_TASK STATEMENT_
Transcribe the entries exactly; images are not part of the copy.

[Collected data]
╔══

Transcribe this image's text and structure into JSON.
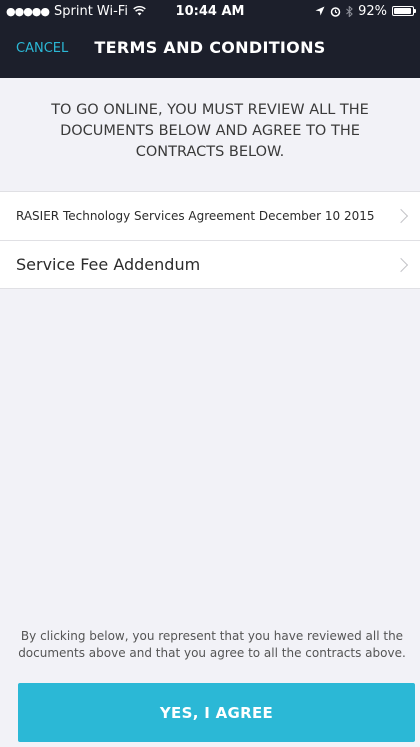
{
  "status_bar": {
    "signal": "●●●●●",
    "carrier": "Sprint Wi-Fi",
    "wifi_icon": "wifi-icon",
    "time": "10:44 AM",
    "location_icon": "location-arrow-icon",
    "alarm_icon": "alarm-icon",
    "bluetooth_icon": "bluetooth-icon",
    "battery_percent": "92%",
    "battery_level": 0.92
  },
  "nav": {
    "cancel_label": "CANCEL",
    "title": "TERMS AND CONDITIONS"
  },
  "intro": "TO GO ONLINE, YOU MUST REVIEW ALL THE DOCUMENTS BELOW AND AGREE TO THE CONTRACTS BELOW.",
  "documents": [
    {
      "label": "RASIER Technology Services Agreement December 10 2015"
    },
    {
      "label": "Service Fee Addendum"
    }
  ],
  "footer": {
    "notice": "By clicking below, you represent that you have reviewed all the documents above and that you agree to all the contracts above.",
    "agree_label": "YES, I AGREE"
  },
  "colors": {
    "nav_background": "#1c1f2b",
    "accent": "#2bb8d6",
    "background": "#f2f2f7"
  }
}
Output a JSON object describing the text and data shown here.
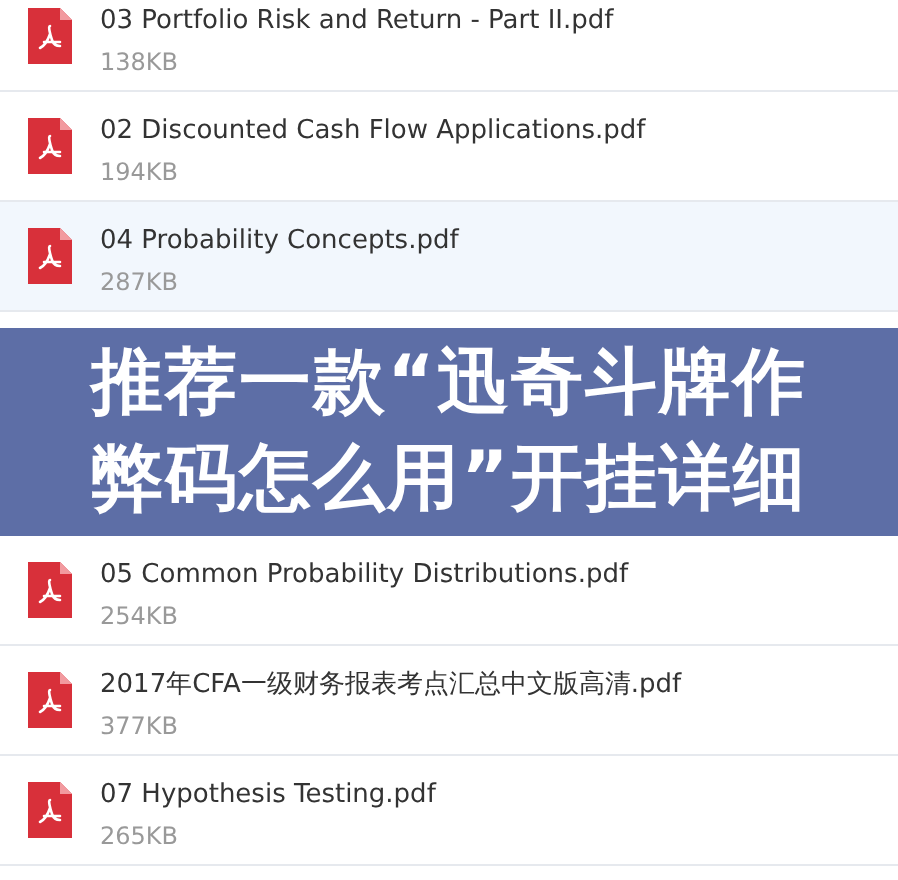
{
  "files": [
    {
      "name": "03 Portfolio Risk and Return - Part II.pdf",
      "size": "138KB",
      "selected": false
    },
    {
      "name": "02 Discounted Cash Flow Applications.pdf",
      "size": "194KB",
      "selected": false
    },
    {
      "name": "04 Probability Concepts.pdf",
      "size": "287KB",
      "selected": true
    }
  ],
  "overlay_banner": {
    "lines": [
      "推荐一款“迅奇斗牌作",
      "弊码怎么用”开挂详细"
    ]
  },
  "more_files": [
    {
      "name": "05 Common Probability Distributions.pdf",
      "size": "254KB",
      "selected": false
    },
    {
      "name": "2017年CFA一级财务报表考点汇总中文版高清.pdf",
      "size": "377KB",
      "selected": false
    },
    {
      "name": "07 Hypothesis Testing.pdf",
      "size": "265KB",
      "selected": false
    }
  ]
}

╚══

_CORRECT OUTPUT_
Transcribe this image's text and structure into JSON.
{
  "status_bar": {
    "signal": "●●●●●",
    "carrier": "Sprint Wi-Fi",
    "wifi_icon": "wifi-icon",
    "time": "10:44 AM",
    "location_icon": "location-arrow-icon",
    "alarm_icon": "alarm-icon",
    "bluetooth_icon": "bluetooth-icon",
    "battery_percent": "92%",
    "battery_level": 0.92
  },
  "nav": {
    "cancel_label": "CANCEL",
    "title": "TERMS AND CONDITIONS"
  },
  "intro": "TO GO ONLINE, YOU MUST REVIEW ALL THE DOCUMENTS BELOW AND AGREE TO THE CONTRACTS BELOW.",
  "documents": [
    {
      "label": "RASIER Technology Services Agreement December 10 2015"
    },
    {
      "label": "Service Fee Addendum"
    }
  ],
  "footer": {
    "notice": "By clicking below, you represent that you have reviewed all the documents above and that you agree to all the contracts above.",
    "agree_label": "YES, I AGREE"
  },
  "colors": {
    "nav_background": "#1c1f2b",
    "accent": "#2bb8d6",
    "background": "#f2f2f7"
  }
}
Output a JSON object describing the text and data shown here.
{
  "files": [
    {
      "name": "03 Portfolio Risk and Return - Part II.pdf",
      "size": "138KB",
      "selected": false
    },
    {
      "name": "02 Discounted Cash Flow Applications.pdf",
      "size": "194KB",
      "selected": false
    },
    {
      "name": "04 Probability Concepts.pdf",
      "size": "287KB",
      "selected": true
    }
  ],
  "overlay_banner": {
    "lines": [
      "推荐一款“迅奇斗牌作",
      "弊码怎么用”开挂详细"
    ]
  },
  "more_files": [
    {
      "name": "05 Common Probability Distributions.pdf",
      "size": "254KB",
      "selected": false
    },
    {
      "name": "2017年CFA一级财务报表考点汇总中文版高清.pdf",
      "size": "377KB",
      "selected": false
    },
    {
      "name": "07 Hypothesis Testing.pdf",
      "size": "265KB",
      "selected": false
    }
  ]
}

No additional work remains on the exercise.